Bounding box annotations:
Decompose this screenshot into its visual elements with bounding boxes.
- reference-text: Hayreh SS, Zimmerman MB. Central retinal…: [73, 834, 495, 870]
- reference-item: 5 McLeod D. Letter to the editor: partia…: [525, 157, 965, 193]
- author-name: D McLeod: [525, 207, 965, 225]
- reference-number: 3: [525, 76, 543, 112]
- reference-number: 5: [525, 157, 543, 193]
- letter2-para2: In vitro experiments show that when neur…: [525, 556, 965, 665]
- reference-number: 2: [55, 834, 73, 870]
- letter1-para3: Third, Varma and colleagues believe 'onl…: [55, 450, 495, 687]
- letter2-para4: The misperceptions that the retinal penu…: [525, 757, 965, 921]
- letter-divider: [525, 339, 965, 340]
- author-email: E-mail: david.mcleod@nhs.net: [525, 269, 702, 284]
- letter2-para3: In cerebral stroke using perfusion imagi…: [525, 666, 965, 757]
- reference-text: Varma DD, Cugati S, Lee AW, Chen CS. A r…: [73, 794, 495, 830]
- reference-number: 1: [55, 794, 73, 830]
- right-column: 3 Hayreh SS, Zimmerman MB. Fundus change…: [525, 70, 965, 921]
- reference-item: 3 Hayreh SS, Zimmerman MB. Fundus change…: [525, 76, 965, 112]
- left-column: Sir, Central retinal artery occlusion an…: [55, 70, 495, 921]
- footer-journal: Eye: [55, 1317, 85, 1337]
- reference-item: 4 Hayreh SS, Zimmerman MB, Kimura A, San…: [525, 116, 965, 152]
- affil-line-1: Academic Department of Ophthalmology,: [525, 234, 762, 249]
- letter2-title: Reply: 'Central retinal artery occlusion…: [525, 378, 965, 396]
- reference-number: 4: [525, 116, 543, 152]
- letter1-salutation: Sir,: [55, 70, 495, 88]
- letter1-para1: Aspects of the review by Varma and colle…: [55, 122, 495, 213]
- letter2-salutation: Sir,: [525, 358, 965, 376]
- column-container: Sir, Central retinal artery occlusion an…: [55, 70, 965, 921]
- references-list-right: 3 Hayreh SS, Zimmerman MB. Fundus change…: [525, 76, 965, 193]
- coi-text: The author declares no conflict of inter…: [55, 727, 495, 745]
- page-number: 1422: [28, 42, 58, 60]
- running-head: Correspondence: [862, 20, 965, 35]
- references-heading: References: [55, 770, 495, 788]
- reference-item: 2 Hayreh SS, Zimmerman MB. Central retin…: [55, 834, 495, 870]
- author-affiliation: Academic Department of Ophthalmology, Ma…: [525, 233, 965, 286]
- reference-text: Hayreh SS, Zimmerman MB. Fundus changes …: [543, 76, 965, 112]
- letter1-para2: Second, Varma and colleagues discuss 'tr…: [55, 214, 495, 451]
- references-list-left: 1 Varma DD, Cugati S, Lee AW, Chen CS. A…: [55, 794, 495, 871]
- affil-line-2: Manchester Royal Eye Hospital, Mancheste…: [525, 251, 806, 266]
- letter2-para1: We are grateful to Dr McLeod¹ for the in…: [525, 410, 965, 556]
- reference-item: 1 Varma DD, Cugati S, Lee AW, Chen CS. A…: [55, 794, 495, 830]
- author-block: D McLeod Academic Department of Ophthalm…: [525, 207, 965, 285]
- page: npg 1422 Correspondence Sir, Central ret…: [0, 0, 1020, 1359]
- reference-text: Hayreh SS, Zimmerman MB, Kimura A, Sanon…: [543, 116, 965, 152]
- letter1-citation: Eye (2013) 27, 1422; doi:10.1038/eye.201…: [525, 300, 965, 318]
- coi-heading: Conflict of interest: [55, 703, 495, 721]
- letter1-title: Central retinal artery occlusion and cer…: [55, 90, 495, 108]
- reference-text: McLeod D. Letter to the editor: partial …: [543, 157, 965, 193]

What you will do – Replace every "reference-number" with "ref-number" throughout the records above, and reproduce all of them with nothing else changed.

Solution to the problem –
Decompose this screenshot into its visual elements with bounding boxes.
- reference-text: Hayreh SS, Zimmerman MB. Central retinal…: [73, 834, 495, 870]
- reference-item: 5 McLeod D. Letter to the editor: partia…: [525, 157, 965, 193]
- author-name: D McLeod: [525, 207, 965, 225]
- ref-number: 3: [525, 76, 543, 112]
- ref-number: 5: [525, 157, 543, 193]
- letter2-para2: In vitro experiments show that when neur…: [525, 556, 965, 665]
- ref-number: 2: [55, 834, 73, 870]
- letter1-para3: Third, Varma and colleagues believe 'onl…: [55, 450, 495, 687]
- letter2-para4: The misperceptions that the retinal penu…: [525, 757, 965, 921]
- letter-divider: [525, 339, 965, 340]
- author-email: E-mail: david.mcleod@nhs.net: [525, 269, 702, 284]
- letter2-para3: In cerebral stroke using perfusion imagi…: [525, 666, 965, 757]
- reference-text: Varma DD, Cugati S, Lee AW, Chen CS. A r…: [73, 794, 495, 830]
- ref-number: 1: [55, 794, 73, 830]
- right-column: 3 Hayreh SS, Zimmerman MB. Fundus change…: [525, 70, 965, 921]
- reference-item: 3 Hayreh SS, Zimmerman MB. Fundus change…: [525, 76, 965, 112]
- left-column: Sir, Central retinal artery occlusion an…: [55, 70, 495, 921]
- footer-journal: Eye: [55, 1317, 85, 1337]
- reference-item: 4 Hayreh SS, Zimmerman MB, Kimura A, San…: [525, 116, 965, 152]
- affil-line-1: Academic Department of Ophthalmology,: [525, 234, 762, 249]
- letter2-title: Reply: 'Central retinal artery occlusion…: [525, 378, 965, 396]
- ref-number: 4: [525, 116, 543, 152]
- letter1-salutation: Sir,: [55, 70, 495, 88]
- letter1-para1: Aspects of the review by Varma and colle…: [55, 122, 495, 213]
- letter2-salutation: Sir,: [525, 358, 965, 376]
- column-container: Sir, Central retinal artery occlusion an…: [55, 70, 965, 921]
- references-list-right: 3 Hayreh SS, Zimmerman MB. Fundus change…: [525, 76, 965, 193]
- coi-text: The author declares no conflict of inter…: [55, 727, 495, 745]
- page-number: 1422: [28, 42, 58, 60]
- running-head: Correspondence: [862, 20, 965, 35]
- references-heading: References: [55, 770, 495, 788]
- reference-item: 2 Hayreh SS, Zimmerman MB. Central retin…: [55, 834, 495, 870]
- author-affiliation: Academic Department of Ophthalmology, Ma…: [525, 233, 965, 286]
- reference-text: Hayreh SS, Zimmerman MB. Fundus changes …: [543, 76, 965, 112]
- letter1-para2: Second, Varma and colleagues discuss 'tr…: [55, 214, 495, 451]
- references-list-left: 1 Varma DD, Cugati S, Lee AW, Chen CS. A…: [55, 794, 495, 871]
- affil-line-2: Manchester Royal Eye Hospital, Mancheste…: [525, 251, 806, 266]
- letter2-para1: We are grateful to Dr McLeod¹ for the in…: [525, 410, 965, 556]
- reference-item: 1 Varma DD, Cugati S, Lee AW, Chen CS. A…: [55, 794, 495, 830]
- author-block: D McLeod Academic Department of Ophthalm…: [525, 207, 965, 285]
- page: npg 1422 Correspondence Sir, Central ret…: [0, 0, 1020, 1359]
- reference-text: Hayreh SS, Zimmerman MB, Kimura A, Sanon…: [543, 116, 965, 152]
- letter1-citation: Eye (2013) 27, 1422; doi:10.1038/eye.201…: [525, 300, 965, 318]
- coi-heading: Conflict of interest: [55, 703, 495, 721]
- letter1-title: Central retinal artery occlusion and cer…: [55, 90, 495, 108]
- reference-text: McLeod D. Letter to the editor: partial …: [543, 157, 965, 193]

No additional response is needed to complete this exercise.